*To do*. Copy the listing character for character, starting with its first line and stopping after the line that contains "- price-tick-label: 0.00: [1023, 364, 1045, 376]", with both of those lines included. Leave out everything after that line.

Bounding box annotations:

========

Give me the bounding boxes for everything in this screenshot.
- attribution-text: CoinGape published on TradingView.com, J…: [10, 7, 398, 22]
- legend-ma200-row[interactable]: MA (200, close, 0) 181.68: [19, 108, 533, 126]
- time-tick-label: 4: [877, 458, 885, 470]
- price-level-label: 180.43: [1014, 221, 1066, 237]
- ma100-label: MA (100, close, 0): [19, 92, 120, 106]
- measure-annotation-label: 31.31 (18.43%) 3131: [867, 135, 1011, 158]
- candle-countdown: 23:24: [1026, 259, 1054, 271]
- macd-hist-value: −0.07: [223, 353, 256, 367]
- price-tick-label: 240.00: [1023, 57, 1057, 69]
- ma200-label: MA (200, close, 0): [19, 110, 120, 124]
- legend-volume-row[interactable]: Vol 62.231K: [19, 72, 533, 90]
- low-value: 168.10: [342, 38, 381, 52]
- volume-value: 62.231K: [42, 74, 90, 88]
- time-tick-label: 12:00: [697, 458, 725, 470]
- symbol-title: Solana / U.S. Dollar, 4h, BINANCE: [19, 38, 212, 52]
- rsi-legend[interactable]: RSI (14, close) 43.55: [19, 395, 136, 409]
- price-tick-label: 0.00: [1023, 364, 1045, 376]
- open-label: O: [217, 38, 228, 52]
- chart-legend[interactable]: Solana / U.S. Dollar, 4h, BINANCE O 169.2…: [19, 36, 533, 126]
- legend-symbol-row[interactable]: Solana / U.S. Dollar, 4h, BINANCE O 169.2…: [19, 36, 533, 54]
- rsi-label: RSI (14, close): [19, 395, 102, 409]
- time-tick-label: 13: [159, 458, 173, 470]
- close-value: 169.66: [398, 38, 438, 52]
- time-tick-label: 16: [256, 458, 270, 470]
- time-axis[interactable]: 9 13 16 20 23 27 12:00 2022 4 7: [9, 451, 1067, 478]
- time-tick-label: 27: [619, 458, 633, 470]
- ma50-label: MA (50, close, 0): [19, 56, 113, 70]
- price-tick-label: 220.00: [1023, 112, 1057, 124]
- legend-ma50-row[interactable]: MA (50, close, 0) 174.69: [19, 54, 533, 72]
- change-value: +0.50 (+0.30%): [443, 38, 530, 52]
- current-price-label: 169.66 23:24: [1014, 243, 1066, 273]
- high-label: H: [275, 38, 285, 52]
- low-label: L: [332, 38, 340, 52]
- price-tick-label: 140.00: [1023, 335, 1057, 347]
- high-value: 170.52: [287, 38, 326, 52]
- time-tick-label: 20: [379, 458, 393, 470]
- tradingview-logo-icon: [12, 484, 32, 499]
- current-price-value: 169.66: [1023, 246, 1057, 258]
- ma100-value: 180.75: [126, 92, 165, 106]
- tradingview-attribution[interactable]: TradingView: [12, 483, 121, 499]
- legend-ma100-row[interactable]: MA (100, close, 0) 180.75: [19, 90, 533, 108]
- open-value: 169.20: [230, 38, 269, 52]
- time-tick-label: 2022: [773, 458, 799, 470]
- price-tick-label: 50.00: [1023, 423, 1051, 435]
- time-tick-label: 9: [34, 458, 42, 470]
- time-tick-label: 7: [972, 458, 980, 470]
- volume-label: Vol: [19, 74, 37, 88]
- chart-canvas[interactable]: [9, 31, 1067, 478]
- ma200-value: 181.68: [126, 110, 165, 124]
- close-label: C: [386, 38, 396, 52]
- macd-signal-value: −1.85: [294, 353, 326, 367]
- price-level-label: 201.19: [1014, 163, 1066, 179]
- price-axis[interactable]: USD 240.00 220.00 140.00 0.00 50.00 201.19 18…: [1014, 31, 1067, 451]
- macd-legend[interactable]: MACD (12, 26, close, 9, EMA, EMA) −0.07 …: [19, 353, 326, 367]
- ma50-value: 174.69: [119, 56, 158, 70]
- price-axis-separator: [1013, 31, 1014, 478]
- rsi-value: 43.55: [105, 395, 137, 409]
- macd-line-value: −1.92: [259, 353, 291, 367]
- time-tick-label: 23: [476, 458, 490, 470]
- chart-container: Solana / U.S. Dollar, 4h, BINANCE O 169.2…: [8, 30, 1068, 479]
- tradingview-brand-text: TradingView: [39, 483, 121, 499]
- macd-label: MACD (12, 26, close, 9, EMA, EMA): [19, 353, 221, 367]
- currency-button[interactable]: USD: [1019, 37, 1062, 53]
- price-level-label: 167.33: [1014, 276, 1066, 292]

========

*Task answer*.
Give me the bounding boxes for everything in this screenshot.
- attribution-text: CoinGape published on TradingView.com, J…: [10, 7, 398, 22]
- legend-ma200-row[interactable]: MA (200, close, 0) 181.68: [19, 108, 533, 126]
- time-tick-label: 4: [877, 458, 885, 470]
- price-level-label: 180.43: [1014, 221, 1066, 237]
- ma100-label: MA (100, close, 0): [19, 92, 120, 106]
- measure-annotation-label: 31.31 (18.43%) 3131: [867, 135, 1011, 158]
- candle-countdown: 23:24: [1026, 259, 1054, 271]
- macd-hist-value: −0.07: [223, 353, 256, 367]
- price-tick-label: 240.00: [1023, 57, 1057, 69]
- ma200-label: MA (200, close, 0): [19, 110, 120, 124]
- legend-volume-row[interactable]: Vol 62.231K: [19, 72, 533, 90]
- low-value: 168.10: [342, 38, 381, 52]
- volume-value: 62.231K: [42, 74, 90, 88]
- time-tick-label: 12:00: [697, 458, 725, 470]
- symbol-title: Solana / U.S. Dollar, 4h, BINANCE: [19, 38, 212, 52]
- rsi-legend[interactable]: RSI (14, close) 43.55: [19, 395, 136, 409]
- price-tick-label: 0.00: [1023, 364, 1045, 376]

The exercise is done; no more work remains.